## Short problem
Work out the number of lines in the records that include the word "θεοσέβειαν"; reply with that number alone.

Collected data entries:

↓↓↓

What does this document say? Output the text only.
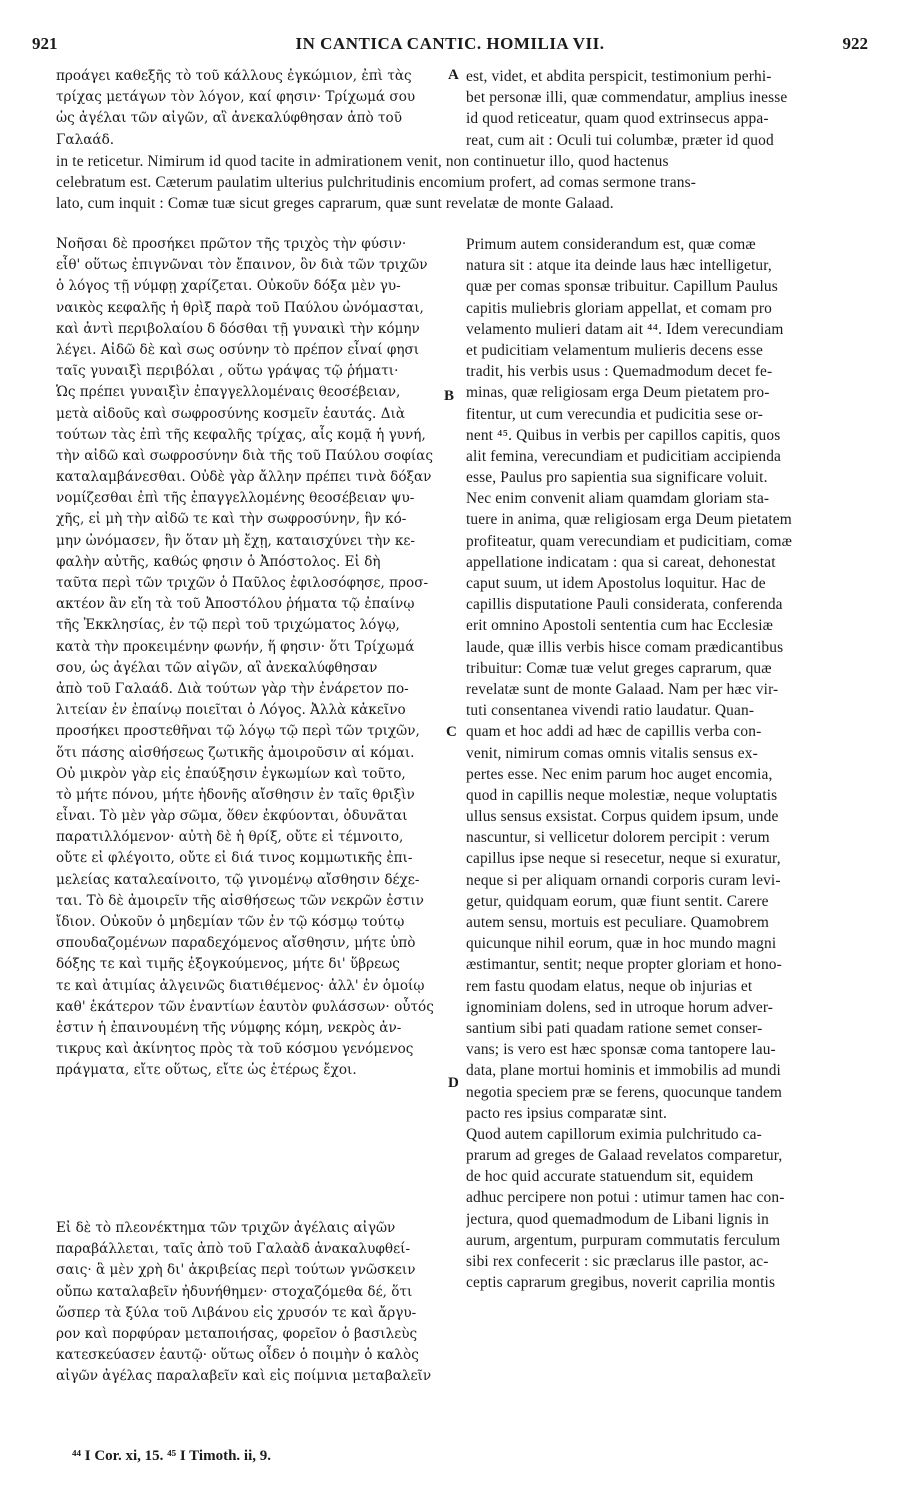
921	IN CANTICA CANTIC. HOMILIA VII.	922
προάγει καθεξῆς τὸ τοῦ κάλλους ἐγκώμιον, ἐπὶ τὰς
τρίχας μετάγων τὸν λόγον, καί φησιν· Τρίχωμά σου
ὡς ἀγέλαι τῶν αἰγῶν, αἳ ἀνεκαλύφθησαν ἀπὸ τοῦ
Γαλαάδ.
est, videt, et abdita perspicit, testimonium perhi-
bet personæ illi, quæ commendatur, amplius inesse
id quod reticeatur, quam quod extrinsecus appa-
reat, cum ait : Oculi tui columbæ, præter id quod
in te reticetur. Nimirum id quod tacite in admirationem venit, non continuetur illo, quod hactenus
celebratum est. Cæterum paulatim ulterius pulchritudinis encomium profert, ad comas sermone trans-
lato, cum inquit : Comæ tuæ sicut greges caprarum, quæ sunt revelatæ de monte Galaad.
Νοῆσαι δὲ προσήκει πρῶτον τῆς τριχὸς τὴν φύσιν·
εἶθ' οὕτως ἐπιγνῶναι τὸν ἔπαινον, ὃν διὰ τῶν τριχῶν
ὁ λόγος τῇ νύμφῃ χαρίζεται. Οὐκοῦν δόξα μὲν γυ-
ναικὸς κεφαλῆς ἡ θρὶξ παρὰ τοῦ Παύλου ὠνόμασται,
καὶ ἀντὶ περιβολαίου δ δόσθαι τῇ γυναικὶ τὴν κόμην
λέγει. Αἰδῶ δὲ καὶ σως οσύνην τὸ πρέπον εἶναί φησι
ταῖς γυναιξὶ περιβόλαι , οὕτω γράψας τῷ ῥήματι·
Ὡς πρέπει γυναιξὶν ἐπαγγελλομέναις θεοσέβειαν,
μετὰ αἰδοῦς καὶ σωφροσύνης κοσμεῖν ἑαυτάς. Διὰ
τούτων τὰς ἐπὶ τῆς κεφαλῆς τρίχας, αἷς κομᾷ ἡ γυνή,
τὴν αἰδῶ καὶ σωφροσύνην διὰ τῆς τοῦ Παύλου σοφίας
καταλαμβάνεσθαι. Οὐδὲ γὰρ ἄλλην πρέπει τινὰ δόξαν
νομίζεσθαι ἐπὶ τῆς ἐπαγγελλομένης θεοσέβειαν ψυ-
χῆς, εἰ μὴ τὴν αἰδῶ τε καὶ τὴν σωφροσύνην, ἣν κό-
μην ὠνόμασεν, ἣν ὅταν μὴ ἔχῃ, καταισχύνει τὴν κε-
φαλὴν αὐτῆς, καθώς φησιν ὁ Ἀπόστολος. Εἰ δὴ
ταῦτα περὶ τῶν τριχῶν ὁ Παῦλος ἐφιλοσόφησε, προσ-
ακτέον ἂν εἴη τὰ τοῦ Ἀποστόλου ῥήματα τῷ ἐπαίνῳ
τῆς Ἐκκλησίας, ἐν τῷ περὶ τοῦ τριχώματος λόγῳ,
κατὰ τὴν προκειμένην φωνήν, ἥ φησιν· ὅτι Τρίχωμά
σου, ὡς ἀγέλαι τῶν αἰγῶν, αἳ ἀνεκαλύφθησαν
ἀπὸ τοῦ Γαλαάδ. Διὰ τούτων γὰρ τὴν ἐνάρετον πο-
λιτείαν ἐν ἐπαίνῳ ποιεῖται ὁ Λόγος. Ἀλλὰ κἀκεῖνο
προσήκει προστεθῆναι τῷ λόγῳ τῷ περὶ τῶν τριχῶν,
ὅτι πάσης αἰσθήσεως ζωτικῆς ἀμοιροῦσιν αἱ κόμαι.
Οὐ μικρὸν γὰρ εἰς ἐπαύξησιν ἐγκωμίων καὶ τοῦτο,
τὸ μήτε πόνου, μήτε ἡδονῆς αἴσθησιν ἐν ταῖς θριξὶν
εἶναι. Τὸ μὲν γὰρ σῶμα, ὅθεν ἐκφύονται, ὀδυνᾶται
παρατιλλόμενον· αὐτὴ δὲ ἡ θρίξ, οὔτε εἰ τέμνοιτο,
οὔτε εἰ φλέγοιτο, οὔτε εἰ διά τινος κομμωτικῆς ἐπι-
μελείας καταλεαίνοιτο, τῷ γινομένῳ αἴσθησιν δέχε-
ται. Τὸ δὲ ἀμοιρεῖν τῆς αἰσθήσεως τῶν νεκρῶν ἐστιν
ἴδιον. Οὐκοῦν ὁ μηδεμίαν τῶν ἐν τῷ κόσμῳ τούτῳ
σπουδαζομένων παραδεχόμενος αἴσθησιν, μήτε ὑπὸ
δόξης τε καὶ τιμῆς ἐξογκούμενος, μήτε δι' ὕβρεως
τε καὶ ἀτιμίας ἀλγεινῶς διατιθέμενος· ἀλλ' ἐν ὁμοίῳ
καθ' ἑκάτερον τῶν ἐναντίων ἑαυτὸν φυλάσσων· οὗτός
ἐστιν ἡ ἐπαινουμένη τῆς νύμφης κόμη, νεκρὸς ἀν-
τικρυς καὶ ἀκίνητος πρὸς τὰ τοῦ κόσμου γενόμενος
πράγματα, εἴτε οὕτως, εἴτε ὡς ἑτέρως ἔχοι.
Εἰ δὲ τὸ πλεονέκτημα τῶν τριχῶν ἀγέλαις αἰγῶν
παραβάλλεται, ταῖς ἀπὸ τοῦ Γαλαὰδ ἀνακαλυφθεί-
σαις· ἃ μὲν χρὴ δι' ἀκριβείας περὶ τούτων γνῶσκειν
οὔπω καταλαβεῖν ἠδυνήθημεν· στοχαζόμεθα δέ, ὅτι
ὥσπερ τὰ ξύλα τοῦ Λιβάνου εἰς χρυσόν τε καὶ ἄργυ-
ρον καὶ πορφύραν μεταποιήσας, φορεῖον ὁ βασιλεὺς
κατεσκεύασεν ἑαυτῷ· οὕτως οἶδεν ὁ ποιμὴν ὁ καλὸς
αἰγῶν ἀγέλας παραλαβεῖν καὶ εἰς ποίμνια μεταβαλεῖν
Primum autem considerandum est, quæ comæ
natura sit : atque ita deinde laus hæc intelligetur,
quæ per comas sponsæ tribuitur. Capillum Paulus
capitis muliebris gloriam appellat, et comam pro
velamento mulieri datam ait ⁴⁴. Idem verecundiam
et pudicitiam velamentum mulieris decens esse
tradit, his verbis usus : Quemadmodum decet fe-
minas, quæ religiosam erga Deum pietatem pro-
fitentur, ut cum verecundia et pudicitia sese or-
nent ⁴⁵. Quibus in verbis per capillos capitis, quos
alit femina, verecundiam et pudicitiam accipienda
esse, Paulus pro sapientia sua significare voluit.
Nec enim convenit aliam quamdam gloriam sta-
tuere in anima, quæ religiosam erga Deum pietatem
profiteatur, quam verecundiam et pudicitiam, comæ
appellatione indicatam : qua si careat, dehonestat
caput suum, ut idem Apostolus loquitur. Hac de
capillis disputatione Pauli considerata, conferenda
erit omnino Apostoli sententia cum hac Ecclesiæ
laude, quæ illis verbis hisce comam prædicantibus
tribuitur: Comæ tuæ velut greges caprarum, quæ
revelatæ sunt de monte Galaad. Nam per hæc vir-
tuti consentanea vivendi ratio laudatur. Quan-
quam et hoc addi ad hæc de capillis verba con-
venit, nimirum comas omnis vitalis sensus ex-
pertes esse. Nec enim parum hoc auget encomia,
quod in capillis neque molestiæ, neque voluptatis
ullus sensus exsistat. Corpus quidem ipsum, unde
nascuntur, si vellicetur dolorem percipit : verum
capillus ipse neque si resecetur, neque si exuratur,
neque si per aliquam ornandi corporis curam levi-
getur, quidquam eorum, quæ fiunt sentit. Carere
autem sensu, mortuis est peculiare. Quamobrem
quicunque nihil eorum, quæ in hoc mundo magni
æstimantur, sentit; neque propter gloriam et hono-
rem fastu quodam elatus, neque ob injurias et
ignominiam dolens, sed in utroque horum adver-
santium sibi pati quadam ratione semet conser-
vans; is vero est hæc sponsæ coma tantopere lau-
data, plane mortui hominis et immobilis ad mundi
negotia speciem præ se ferens, quocunque tandem
pacto res ipsius comparatæ sint.
Quod autem capillorum eximia pulchritudo ca-
prarum ad greges de Galaad revelatos comparetur,
de hoc quid accurate statuendum sit, equidem
adhuc percipere non potui : utimur tamen hac con-
jectura, quod quemadmodum de Libani lignis in
aurum, argentum, purpuram commutatis ferculum
sibi rex confecerit : sic præclarus ille pastor, ac-
ceptis caprarum gregibus, noverit caprilia montis
A
B
C
D
⁴⁴ I Cor. xi, 15. ⁴⁵ I Timoth. ii, 9.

↑↑↑

## Correct output
2